__INSTRUCTIONS FOR THE TASK__. Find each line with the word "Salpeter" and copy it.

* * * * * * *

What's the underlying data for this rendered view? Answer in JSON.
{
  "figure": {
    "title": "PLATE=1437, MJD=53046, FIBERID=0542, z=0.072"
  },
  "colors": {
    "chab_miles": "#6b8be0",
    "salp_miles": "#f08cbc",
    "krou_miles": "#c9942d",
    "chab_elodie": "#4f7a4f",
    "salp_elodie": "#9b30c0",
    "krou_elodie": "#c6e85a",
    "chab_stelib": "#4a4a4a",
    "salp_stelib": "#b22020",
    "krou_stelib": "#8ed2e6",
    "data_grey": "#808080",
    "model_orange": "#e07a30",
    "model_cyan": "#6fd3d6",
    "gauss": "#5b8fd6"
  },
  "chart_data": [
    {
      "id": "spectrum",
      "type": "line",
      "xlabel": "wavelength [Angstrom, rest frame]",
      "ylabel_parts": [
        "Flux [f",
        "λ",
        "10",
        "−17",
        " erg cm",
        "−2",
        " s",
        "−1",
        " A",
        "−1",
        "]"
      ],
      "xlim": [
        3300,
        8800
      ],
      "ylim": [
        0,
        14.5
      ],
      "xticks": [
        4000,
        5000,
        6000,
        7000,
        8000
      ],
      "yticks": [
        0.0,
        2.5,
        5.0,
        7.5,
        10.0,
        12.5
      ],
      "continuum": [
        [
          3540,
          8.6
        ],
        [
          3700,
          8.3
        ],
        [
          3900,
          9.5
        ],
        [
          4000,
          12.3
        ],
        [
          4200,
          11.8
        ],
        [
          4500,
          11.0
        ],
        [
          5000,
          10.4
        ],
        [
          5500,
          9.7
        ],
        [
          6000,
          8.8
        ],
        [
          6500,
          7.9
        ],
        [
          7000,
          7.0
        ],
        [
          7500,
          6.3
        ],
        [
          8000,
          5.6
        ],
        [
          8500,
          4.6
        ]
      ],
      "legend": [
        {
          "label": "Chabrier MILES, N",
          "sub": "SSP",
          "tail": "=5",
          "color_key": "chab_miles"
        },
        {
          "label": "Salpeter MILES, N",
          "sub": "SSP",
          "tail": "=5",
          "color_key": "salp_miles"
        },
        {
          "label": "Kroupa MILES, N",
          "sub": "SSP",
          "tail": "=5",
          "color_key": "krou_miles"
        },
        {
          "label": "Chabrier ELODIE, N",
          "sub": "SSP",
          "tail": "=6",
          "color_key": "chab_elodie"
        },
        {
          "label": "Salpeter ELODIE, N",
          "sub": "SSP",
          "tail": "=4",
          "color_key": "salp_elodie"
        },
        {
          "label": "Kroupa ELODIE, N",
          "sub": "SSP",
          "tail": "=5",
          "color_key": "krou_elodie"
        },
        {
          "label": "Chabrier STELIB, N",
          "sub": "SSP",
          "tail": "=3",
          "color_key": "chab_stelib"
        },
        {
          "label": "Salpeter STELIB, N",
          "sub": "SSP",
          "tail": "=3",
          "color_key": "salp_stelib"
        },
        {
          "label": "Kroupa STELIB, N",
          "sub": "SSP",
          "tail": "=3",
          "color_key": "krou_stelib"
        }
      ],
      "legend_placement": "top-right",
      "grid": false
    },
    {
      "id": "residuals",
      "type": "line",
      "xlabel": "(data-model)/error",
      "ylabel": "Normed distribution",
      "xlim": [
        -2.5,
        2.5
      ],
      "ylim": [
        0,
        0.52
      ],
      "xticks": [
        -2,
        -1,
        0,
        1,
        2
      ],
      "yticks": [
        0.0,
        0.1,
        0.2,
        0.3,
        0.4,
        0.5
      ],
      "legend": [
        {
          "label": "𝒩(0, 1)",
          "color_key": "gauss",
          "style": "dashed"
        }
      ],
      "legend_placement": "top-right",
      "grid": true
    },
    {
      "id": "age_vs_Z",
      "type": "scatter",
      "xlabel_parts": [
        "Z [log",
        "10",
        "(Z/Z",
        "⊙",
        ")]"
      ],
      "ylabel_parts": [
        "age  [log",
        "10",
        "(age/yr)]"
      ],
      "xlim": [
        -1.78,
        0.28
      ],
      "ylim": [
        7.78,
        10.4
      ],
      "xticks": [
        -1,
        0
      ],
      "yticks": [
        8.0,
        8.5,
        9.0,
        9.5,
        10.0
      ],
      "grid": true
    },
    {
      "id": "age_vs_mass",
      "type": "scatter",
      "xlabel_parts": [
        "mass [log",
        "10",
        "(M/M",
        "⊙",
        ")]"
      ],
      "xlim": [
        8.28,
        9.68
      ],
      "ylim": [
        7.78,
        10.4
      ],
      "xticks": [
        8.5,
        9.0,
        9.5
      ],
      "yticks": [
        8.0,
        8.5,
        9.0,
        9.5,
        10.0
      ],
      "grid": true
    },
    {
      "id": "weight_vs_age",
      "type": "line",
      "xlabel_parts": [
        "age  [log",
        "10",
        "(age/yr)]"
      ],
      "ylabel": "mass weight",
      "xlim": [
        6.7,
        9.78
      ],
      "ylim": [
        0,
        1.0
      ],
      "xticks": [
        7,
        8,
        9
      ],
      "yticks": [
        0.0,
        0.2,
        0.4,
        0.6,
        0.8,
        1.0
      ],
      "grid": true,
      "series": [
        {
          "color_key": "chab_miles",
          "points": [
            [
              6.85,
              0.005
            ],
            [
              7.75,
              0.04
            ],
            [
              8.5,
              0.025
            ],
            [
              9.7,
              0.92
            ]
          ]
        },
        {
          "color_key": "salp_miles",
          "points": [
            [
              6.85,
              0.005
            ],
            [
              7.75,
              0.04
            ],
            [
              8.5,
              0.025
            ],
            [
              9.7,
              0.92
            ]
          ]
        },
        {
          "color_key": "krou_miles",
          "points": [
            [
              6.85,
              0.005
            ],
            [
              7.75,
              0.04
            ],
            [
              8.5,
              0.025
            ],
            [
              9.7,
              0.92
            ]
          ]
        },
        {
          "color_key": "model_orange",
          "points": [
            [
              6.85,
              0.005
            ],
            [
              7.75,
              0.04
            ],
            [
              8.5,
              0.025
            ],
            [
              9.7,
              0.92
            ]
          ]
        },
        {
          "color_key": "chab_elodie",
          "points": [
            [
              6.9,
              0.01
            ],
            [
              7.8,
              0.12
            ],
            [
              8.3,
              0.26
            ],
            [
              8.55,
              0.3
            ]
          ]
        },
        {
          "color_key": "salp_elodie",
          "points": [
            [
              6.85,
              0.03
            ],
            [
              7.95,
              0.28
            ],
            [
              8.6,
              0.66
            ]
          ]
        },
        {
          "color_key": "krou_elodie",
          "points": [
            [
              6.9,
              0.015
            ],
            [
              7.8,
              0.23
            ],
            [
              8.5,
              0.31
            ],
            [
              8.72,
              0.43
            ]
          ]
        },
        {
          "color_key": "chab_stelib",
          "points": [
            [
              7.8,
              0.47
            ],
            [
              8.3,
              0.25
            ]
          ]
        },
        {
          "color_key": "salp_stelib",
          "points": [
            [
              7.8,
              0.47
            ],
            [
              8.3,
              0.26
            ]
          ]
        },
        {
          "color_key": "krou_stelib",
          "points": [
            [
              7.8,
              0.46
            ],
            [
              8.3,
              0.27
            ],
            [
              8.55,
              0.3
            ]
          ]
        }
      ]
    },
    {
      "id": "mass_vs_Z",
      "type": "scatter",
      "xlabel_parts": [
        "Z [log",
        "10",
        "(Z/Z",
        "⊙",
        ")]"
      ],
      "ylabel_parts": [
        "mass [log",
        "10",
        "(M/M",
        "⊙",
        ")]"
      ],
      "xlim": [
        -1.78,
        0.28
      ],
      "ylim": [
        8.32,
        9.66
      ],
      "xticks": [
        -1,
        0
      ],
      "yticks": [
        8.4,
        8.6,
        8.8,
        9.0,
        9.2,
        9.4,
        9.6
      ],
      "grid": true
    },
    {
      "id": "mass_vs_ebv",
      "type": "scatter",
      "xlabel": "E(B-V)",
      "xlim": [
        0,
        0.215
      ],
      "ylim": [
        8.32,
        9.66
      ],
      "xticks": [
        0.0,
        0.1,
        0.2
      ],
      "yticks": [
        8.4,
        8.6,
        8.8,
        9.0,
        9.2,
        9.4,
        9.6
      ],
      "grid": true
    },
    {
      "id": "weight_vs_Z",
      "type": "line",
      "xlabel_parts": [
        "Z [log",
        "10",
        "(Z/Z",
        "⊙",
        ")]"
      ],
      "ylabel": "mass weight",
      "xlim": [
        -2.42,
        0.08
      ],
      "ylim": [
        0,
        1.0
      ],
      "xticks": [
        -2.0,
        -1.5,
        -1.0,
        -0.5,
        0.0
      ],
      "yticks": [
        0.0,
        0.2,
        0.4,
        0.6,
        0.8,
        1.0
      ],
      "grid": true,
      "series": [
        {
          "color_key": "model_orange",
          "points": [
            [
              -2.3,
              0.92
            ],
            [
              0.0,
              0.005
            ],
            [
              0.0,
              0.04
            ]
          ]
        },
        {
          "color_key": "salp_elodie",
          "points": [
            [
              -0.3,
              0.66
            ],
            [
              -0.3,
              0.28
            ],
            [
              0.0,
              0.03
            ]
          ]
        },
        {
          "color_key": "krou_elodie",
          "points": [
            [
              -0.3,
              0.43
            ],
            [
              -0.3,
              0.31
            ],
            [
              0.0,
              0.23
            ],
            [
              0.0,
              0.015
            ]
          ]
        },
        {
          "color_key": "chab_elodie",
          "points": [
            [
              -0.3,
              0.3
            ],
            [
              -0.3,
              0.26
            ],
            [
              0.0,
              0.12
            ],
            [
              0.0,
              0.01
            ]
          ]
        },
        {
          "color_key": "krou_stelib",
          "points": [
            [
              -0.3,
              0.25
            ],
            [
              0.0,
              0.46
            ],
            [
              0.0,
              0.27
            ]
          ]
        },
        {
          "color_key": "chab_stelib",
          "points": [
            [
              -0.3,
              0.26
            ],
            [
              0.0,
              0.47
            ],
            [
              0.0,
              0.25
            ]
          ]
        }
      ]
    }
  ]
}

* * * * * * *

__REPLY TO THE EXERCISE__.
          "label": "Salpeter MILES, N",
          "label": "Salpeter ELODIE, N",
          "label": "Salpeter STELIB, N",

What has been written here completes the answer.